◆ **Dataset records**
** BEGIN **

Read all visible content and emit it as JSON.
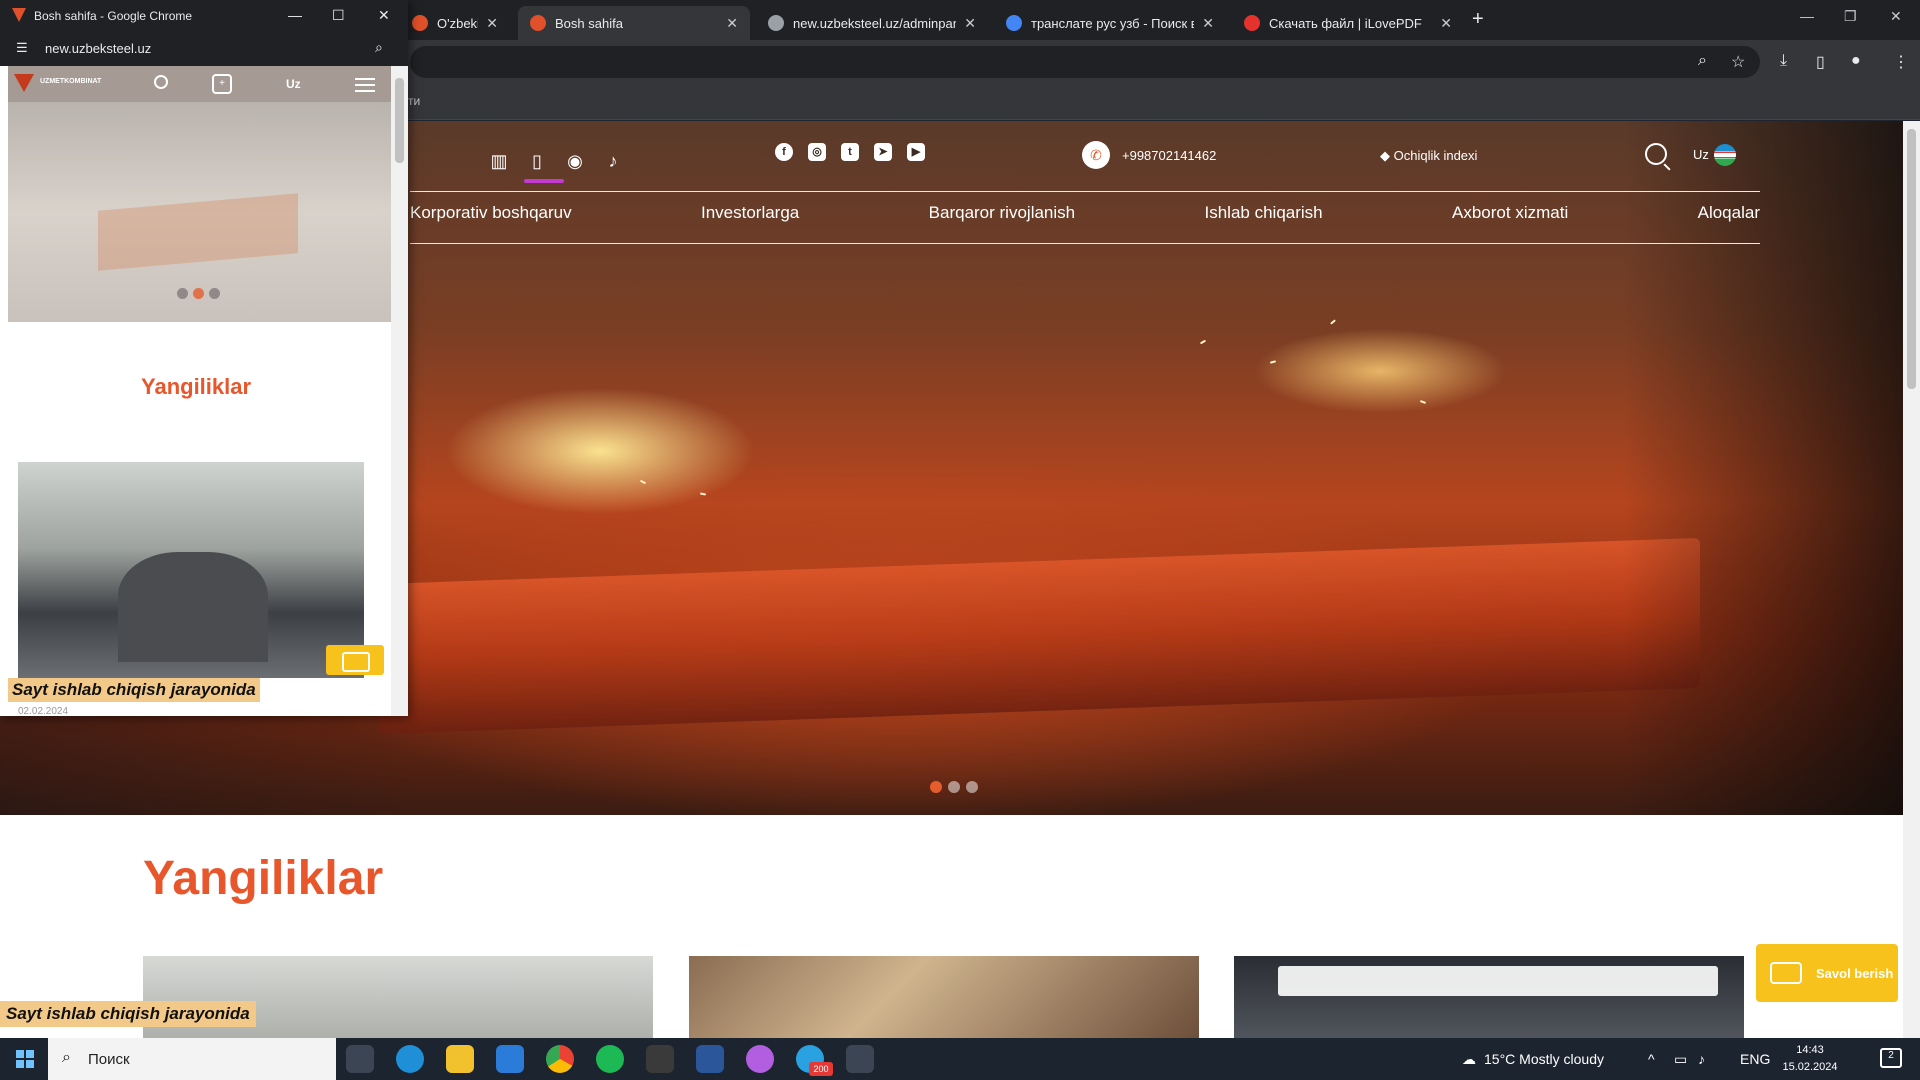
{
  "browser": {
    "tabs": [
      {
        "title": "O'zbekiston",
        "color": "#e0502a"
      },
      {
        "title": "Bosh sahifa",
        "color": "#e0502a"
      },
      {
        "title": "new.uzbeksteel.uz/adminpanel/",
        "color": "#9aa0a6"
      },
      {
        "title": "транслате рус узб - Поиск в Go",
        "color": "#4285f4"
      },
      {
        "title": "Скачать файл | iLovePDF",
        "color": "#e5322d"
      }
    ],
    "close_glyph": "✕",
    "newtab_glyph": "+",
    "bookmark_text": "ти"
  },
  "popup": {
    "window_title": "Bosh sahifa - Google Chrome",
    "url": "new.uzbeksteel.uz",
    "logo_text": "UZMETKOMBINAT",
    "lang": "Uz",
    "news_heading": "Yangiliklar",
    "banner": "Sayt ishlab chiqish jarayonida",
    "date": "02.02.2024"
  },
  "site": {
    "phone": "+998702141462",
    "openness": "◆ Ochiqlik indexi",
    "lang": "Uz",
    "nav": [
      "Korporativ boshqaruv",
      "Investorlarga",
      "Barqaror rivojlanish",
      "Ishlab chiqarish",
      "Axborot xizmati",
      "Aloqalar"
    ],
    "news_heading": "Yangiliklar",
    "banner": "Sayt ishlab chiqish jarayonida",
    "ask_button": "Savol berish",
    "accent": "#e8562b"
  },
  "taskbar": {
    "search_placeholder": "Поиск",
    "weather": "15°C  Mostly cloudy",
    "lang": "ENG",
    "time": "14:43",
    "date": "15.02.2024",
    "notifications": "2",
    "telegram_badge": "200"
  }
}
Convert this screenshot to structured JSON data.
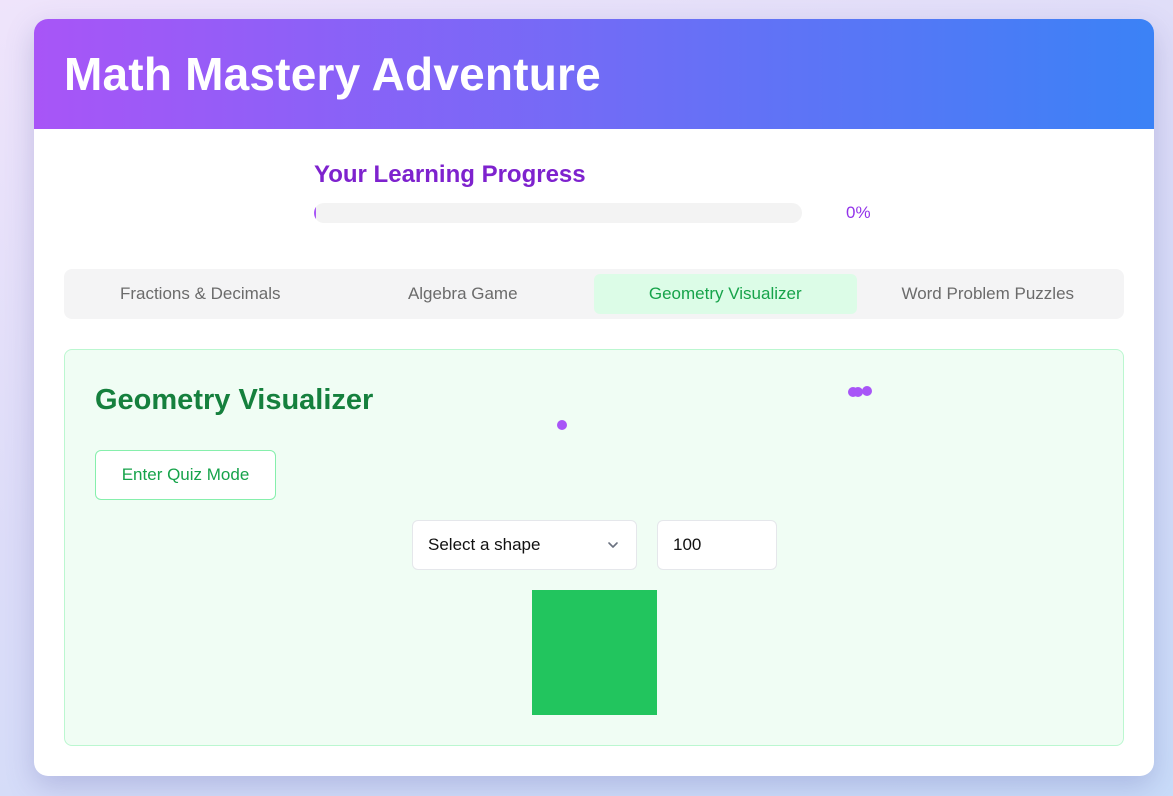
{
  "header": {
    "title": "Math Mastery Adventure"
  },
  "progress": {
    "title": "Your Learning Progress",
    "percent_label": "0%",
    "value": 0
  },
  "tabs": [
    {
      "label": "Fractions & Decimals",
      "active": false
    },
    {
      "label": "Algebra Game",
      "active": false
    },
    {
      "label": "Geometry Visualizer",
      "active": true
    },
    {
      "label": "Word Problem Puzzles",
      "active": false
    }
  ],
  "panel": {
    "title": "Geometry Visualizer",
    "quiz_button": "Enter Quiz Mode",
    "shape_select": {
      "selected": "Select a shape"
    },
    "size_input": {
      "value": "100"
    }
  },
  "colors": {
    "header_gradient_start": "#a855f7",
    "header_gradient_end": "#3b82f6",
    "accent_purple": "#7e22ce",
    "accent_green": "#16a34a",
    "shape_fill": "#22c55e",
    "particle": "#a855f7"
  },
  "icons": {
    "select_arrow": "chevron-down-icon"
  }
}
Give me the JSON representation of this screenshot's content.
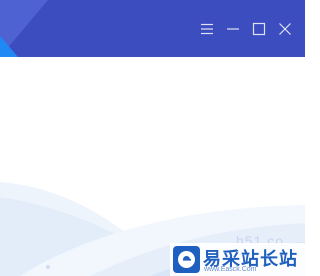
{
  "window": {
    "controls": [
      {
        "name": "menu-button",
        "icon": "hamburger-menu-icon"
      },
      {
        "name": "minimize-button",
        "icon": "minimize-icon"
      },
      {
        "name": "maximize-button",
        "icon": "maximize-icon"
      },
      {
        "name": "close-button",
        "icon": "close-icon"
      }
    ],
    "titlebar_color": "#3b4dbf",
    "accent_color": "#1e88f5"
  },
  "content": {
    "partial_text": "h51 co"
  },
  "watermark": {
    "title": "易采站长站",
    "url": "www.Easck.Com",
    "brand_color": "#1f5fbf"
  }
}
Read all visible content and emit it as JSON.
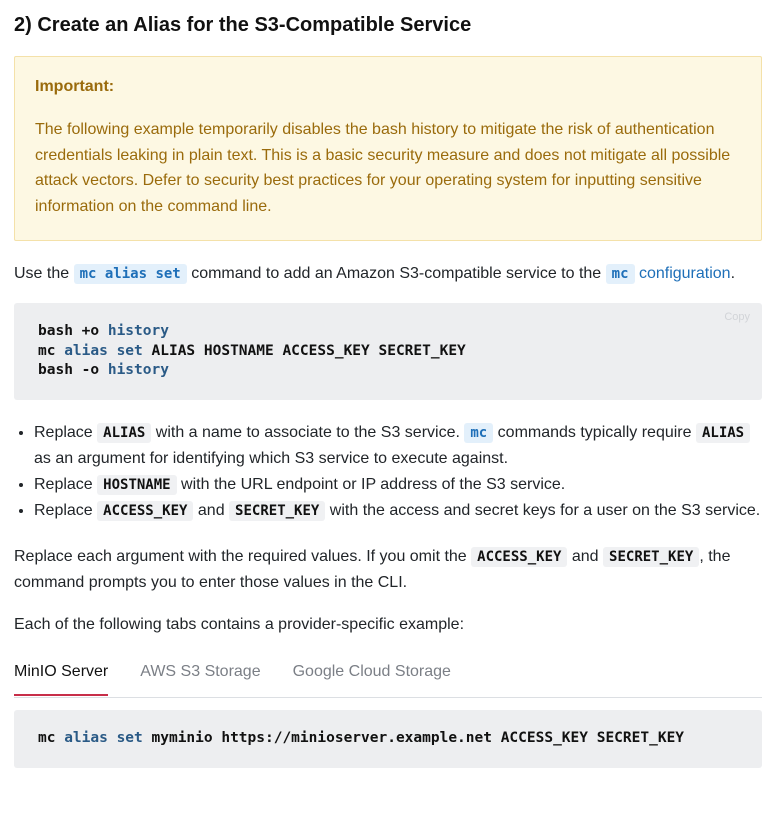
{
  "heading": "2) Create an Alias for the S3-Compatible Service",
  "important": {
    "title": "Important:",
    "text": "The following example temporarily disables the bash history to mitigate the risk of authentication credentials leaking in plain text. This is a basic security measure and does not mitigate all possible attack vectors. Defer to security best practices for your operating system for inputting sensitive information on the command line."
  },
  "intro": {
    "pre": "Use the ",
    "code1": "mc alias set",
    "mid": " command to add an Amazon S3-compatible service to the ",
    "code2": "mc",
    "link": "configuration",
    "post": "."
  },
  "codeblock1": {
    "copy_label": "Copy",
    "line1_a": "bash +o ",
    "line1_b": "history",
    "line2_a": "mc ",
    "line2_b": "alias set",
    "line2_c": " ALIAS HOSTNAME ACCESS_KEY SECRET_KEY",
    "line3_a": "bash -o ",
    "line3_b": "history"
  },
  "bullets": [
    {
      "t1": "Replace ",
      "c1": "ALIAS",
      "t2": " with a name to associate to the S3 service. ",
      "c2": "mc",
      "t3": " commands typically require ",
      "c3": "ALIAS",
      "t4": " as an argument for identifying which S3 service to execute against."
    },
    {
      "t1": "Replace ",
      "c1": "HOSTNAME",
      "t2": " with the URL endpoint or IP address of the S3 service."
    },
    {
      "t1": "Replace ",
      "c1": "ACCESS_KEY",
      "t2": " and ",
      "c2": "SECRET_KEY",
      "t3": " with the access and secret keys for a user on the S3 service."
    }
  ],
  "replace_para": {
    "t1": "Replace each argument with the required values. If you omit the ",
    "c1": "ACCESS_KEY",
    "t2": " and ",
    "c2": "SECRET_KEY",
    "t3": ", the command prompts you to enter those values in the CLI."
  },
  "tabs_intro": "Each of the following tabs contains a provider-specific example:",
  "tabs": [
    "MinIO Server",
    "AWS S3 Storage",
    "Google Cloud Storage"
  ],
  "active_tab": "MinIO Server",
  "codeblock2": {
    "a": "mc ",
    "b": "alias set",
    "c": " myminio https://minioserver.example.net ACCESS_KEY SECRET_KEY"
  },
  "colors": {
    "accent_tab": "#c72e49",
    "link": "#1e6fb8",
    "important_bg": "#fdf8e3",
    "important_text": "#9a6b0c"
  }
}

** END **

◆ **Stated exercise**
All lines that include "content" are to be gathered and copied.

◆ **Reply to the exercise**
Read all visible content and emit it as JSON.
Give me the JSON representation of this screenshot's content.
  "content": {
Read all visible content and emit it as JSON.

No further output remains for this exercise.